▼▼▼
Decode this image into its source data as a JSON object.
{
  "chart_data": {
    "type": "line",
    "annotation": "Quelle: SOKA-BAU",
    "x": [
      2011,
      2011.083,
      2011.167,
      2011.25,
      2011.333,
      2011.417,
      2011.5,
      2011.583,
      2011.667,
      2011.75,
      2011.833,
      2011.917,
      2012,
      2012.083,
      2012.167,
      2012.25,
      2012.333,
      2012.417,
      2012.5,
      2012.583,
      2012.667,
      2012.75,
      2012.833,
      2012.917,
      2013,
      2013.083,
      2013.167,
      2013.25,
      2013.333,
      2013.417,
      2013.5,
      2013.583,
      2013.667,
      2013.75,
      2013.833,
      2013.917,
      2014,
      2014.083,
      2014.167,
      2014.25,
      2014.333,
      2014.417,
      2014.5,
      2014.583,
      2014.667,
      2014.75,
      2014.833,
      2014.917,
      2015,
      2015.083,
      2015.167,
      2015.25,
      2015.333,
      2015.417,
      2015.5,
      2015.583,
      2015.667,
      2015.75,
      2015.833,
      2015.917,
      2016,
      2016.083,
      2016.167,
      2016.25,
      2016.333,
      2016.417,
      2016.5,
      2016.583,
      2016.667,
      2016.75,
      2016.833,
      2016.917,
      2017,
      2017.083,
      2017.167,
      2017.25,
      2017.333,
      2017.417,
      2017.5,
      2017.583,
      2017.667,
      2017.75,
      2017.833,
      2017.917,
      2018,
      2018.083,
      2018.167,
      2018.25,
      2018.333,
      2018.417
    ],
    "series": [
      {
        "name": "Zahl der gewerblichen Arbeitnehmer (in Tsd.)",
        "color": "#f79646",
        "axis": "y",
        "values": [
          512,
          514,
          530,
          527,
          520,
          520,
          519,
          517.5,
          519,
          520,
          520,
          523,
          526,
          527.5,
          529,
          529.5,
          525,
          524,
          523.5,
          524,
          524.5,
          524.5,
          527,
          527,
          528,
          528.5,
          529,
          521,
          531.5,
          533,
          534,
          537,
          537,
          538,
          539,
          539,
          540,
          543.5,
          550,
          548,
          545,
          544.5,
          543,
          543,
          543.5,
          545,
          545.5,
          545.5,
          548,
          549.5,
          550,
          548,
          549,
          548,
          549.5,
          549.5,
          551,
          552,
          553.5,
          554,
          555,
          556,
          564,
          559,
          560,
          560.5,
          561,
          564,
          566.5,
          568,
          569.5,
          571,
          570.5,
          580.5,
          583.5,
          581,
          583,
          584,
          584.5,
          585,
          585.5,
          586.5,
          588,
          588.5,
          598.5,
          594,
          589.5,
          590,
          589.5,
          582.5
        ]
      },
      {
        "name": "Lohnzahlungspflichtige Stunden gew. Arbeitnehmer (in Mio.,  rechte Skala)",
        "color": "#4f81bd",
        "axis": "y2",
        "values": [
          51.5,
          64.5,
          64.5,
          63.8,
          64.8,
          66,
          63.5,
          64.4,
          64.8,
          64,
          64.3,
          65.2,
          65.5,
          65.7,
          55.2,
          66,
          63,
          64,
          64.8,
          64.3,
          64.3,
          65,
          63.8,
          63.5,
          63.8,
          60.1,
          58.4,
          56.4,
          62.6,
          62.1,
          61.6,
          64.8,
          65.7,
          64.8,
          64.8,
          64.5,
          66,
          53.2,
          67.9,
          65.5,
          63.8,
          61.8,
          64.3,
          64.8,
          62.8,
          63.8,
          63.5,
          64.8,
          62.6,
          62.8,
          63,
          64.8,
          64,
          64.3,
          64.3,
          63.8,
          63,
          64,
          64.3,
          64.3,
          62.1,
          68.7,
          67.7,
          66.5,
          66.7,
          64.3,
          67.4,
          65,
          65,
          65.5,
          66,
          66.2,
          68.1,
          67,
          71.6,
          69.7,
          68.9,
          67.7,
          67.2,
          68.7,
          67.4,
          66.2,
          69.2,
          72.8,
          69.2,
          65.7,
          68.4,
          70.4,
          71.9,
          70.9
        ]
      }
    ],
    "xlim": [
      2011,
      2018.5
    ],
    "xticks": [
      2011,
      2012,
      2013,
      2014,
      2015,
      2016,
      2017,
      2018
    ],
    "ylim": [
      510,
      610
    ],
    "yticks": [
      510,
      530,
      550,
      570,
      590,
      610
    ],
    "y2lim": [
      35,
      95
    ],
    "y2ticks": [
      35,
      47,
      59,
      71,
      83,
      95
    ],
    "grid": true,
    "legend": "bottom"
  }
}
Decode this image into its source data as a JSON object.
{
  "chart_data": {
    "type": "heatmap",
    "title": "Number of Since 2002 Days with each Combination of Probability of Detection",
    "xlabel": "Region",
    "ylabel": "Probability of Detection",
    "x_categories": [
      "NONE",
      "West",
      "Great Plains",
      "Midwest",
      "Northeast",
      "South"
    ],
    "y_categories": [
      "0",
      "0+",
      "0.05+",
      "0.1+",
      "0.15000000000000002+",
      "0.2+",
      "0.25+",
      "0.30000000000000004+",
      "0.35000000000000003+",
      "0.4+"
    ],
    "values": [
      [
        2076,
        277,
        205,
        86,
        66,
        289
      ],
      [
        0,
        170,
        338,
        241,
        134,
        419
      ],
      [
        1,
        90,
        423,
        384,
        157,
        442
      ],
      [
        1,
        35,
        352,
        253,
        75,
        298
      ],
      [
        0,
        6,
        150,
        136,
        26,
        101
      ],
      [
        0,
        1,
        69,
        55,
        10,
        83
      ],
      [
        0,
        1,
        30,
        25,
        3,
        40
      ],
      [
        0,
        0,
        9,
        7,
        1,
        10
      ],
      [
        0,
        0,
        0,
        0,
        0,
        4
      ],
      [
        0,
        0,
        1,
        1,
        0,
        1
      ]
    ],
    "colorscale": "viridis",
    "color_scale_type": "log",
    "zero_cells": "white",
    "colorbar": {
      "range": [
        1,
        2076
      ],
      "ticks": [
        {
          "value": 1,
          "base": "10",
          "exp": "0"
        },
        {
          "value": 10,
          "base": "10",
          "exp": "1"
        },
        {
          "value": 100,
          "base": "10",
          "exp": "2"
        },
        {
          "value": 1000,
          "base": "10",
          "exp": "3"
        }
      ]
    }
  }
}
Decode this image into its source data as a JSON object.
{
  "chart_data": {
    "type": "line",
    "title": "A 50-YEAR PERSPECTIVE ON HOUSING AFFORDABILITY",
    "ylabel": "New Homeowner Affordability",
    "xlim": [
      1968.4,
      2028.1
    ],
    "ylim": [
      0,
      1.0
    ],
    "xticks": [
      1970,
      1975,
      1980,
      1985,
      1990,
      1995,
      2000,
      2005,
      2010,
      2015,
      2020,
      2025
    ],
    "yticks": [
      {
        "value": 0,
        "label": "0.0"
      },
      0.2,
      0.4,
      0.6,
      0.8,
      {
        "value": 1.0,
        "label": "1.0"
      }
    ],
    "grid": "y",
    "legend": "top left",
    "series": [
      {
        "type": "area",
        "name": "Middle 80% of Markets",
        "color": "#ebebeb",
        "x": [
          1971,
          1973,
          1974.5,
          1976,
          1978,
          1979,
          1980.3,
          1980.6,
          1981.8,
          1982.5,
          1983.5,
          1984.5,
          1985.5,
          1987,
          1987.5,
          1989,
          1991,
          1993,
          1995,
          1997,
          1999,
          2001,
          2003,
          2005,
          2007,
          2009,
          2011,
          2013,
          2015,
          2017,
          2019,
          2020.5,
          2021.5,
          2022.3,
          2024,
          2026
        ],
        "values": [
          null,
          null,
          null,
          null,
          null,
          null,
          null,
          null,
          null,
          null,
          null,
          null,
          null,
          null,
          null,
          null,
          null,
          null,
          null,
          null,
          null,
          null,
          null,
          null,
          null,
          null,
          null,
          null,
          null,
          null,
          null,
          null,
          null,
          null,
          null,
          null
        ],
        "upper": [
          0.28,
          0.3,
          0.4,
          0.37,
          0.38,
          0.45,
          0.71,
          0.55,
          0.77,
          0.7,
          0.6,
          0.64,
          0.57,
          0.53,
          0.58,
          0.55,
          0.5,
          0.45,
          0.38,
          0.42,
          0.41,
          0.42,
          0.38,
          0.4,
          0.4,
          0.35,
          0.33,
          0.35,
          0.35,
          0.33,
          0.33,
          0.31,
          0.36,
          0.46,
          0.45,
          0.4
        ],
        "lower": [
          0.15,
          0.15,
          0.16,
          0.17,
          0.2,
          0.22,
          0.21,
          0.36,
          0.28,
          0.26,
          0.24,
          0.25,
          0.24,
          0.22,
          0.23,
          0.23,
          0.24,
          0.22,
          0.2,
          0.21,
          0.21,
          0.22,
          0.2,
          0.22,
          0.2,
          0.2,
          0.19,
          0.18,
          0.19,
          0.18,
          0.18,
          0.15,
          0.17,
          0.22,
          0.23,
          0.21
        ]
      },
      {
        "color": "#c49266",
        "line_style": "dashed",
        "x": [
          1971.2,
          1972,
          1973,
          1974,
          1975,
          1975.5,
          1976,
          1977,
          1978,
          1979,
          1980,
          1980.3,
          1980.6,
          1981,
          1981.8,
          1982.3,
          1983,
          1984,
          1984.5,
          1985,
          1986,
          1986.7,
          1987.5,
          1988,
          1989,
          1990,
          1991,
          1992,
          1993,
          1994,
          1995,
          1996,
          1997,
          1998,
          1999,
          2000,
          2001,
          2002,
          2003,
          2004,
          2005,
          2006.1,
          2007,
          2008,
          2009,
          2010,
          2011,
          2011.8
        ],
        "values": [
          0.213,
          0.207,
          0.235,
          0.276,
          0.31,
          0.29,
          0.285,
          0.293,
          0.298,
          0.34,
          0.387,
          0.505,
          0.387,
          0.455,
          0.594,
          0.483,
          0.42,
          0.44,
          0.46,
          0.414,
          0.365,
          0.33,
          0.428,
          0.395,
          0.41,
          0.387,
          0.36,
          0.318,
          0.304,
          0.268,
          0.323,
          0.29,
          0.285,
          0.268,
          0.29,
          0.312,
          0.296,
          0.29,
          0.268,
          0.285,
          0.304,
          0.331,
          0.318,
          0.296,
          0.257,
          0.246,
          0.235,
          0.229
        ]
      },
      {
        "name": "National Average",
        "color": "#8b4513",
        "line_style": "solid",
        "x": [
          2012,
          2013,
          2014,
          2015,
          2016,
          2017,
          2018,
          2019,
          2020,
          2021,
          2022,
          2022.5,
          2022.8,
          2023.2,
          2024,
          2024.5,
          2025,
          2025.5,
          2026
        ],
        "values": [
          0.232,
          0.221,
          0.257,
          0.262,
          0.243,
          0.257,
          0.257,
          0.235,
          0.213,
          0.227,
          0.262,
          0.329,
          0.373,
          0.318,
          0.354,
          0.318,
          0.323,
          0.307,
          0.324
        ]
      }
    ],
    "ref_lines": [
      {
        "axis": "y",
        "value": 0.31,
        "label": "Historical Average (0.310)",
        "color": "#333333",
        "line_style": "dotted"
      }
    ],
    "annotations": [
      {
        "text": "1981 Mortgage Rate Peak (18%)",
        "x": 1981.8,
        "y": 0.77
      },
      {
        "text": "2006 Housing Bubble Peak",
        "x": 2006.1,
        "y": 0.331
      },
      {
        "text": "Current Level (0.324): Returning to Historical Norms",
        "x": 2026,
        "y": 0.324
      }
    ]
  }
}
▲▲▲
Check each line above for "text" and return the ones that have it.

        "text": "1981 Mortgage Rate Peak (18%)",
        "text": "2006 Housing Bubble Peak",
        "text": "Current Level (0.324): Returning to Historical Norms",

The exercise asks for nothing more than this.